To be done.
Please find all lines in the data that hold the string "this" and copy them.

Provided material.
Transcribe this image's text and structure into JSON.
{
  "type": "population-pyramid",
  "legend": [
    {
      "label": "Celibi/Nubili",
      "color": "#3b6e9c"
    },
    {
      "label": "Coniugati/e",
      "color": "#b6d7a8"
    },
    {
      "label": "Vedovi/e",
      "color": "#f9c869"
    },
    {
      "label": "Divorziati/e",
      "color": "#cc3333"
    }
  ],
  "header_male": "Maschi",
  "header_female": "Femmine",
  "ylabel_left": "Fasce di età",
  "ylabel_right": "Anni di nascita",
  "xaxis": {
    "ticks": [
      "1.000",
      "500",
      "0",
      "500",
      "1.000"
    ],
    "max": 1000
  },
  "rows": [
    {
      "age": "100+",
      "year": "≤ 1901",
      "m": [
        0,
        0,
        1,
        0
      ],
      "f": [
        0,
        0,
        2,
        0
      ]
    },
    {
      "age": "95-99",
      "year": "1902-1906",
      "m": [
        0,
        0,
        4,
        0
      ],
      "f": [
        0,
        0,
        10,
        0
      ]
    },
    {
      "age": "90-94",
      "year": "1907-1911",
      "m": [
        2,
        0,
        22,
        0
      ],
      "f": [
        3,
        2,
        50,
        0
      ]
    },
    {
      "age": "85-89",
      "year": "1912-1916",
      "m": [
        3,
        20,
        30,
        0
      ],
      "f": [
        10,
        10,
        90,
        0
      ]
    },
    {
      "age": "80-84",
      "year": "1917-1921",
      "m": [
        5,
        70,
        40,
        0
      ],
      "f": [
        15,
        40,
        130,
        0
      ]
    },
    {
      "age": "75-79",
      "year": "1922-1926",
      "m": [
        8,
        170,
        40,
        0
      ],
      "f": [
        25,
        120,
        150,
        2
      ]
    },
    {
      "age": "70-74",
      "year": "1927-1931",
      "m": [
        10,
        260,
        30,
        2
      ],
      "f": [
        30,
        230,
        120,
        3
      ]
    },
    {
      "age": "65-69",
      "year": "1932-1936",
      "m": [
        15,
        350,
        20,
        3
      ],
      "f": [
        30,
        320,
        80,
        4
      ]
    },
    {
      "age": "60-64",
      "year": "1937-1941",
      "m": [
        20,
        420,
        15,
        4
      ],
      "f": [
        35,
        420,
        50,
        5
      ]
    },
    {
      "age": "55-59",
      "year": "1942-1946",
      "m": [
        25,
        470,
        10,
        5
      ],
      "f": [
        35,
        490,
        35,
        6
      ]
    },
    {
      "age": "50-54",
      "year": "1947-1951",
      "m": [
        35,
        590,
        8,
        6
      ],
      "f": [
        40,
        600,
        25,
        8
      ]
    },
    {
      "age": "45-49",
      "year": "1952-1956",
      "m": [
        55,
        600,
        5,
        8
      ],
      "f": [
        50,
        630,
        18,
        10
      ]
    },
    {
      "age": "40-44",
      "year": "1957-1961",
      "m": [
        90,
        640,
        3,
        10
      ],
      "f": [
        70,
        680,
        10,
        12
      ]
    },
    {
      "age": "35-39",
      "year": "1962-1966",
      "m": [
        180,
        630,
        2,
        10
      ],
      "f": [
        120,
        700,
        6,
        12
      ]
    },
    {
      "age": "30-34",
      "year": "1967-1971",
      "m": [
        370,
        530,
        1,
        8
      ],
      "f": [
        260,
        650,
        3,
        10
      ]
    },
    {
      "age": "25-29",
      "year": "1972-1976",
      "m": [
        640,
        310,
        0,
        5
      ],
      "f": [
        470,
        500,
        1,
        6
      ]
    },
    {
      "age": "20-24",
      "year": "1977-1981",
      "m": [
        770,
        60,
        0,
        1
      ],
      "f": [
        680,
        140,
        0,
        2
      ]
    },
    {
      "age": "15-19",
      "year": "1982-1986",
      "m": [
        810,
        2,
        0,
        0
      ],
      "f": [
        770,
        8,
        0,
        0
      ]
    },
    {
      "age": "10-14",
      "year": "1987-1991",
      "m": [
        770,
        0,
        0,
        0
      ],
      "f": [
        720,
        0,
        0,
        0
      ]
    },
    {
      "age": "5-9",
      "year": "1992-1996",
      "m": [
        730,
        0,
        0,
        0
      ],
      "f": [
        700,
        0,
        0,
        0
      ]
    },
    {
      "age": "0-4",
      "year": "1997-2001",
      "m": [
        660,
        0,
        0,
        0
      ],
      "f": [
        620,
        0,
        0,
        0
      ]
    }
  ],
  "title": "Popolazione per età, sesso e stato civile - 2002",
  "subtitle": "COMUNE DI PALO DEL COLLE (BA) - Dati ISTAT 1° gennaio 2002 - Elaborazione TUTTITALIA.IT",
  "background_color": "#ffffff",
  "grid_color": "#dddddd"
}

* * *

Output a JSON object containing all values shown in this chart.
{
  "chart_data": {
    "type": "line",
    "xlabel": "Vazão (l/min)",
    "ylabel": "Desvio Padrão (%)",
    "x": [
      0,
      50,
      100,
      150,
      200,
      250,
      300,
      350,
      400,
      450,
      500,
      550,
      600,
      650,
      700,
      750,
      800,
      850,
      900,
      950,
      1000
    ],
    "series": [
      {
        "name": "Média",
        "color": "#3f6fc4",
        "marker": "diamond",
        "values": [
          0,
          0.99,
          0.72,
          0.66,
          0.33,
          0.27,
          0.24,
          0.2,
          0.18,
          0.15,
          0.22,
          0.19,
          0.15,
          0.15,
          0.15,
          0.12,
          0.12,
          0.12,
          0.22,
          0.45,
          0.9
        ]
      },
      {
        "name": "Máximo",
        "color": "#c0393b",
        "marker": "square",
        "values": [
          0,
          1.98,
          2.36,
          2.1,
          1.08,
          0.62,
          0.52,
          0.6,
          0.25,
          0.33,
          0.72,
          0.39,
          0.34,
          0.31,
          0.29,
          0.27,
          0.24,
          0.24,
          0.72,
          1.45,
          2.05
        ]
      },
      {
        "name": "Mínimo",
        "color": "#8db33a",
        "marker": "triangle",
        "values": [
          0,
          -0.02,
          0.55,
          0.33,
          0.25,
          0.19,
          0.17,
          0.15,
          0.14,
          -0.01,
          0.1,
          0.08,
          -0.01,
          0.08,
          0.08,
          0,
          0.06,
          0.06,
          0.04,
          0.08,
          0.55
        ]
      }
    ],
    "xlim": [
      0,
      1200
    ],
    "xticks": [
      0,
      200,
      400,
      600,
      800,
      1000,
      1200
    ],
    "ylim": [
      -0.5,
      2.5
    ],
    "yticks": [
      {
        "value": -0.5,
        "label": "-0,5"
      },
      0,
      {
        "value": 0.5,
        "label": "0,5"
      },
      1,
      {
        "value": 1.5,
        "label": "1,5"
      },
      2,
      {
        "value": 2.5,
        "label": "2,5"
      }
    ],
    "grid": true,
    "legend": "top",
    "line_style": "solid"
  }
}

Completed task.
Transcribe this image's text and structure into JSON.
Output a JSON object containing all values shown in this chart.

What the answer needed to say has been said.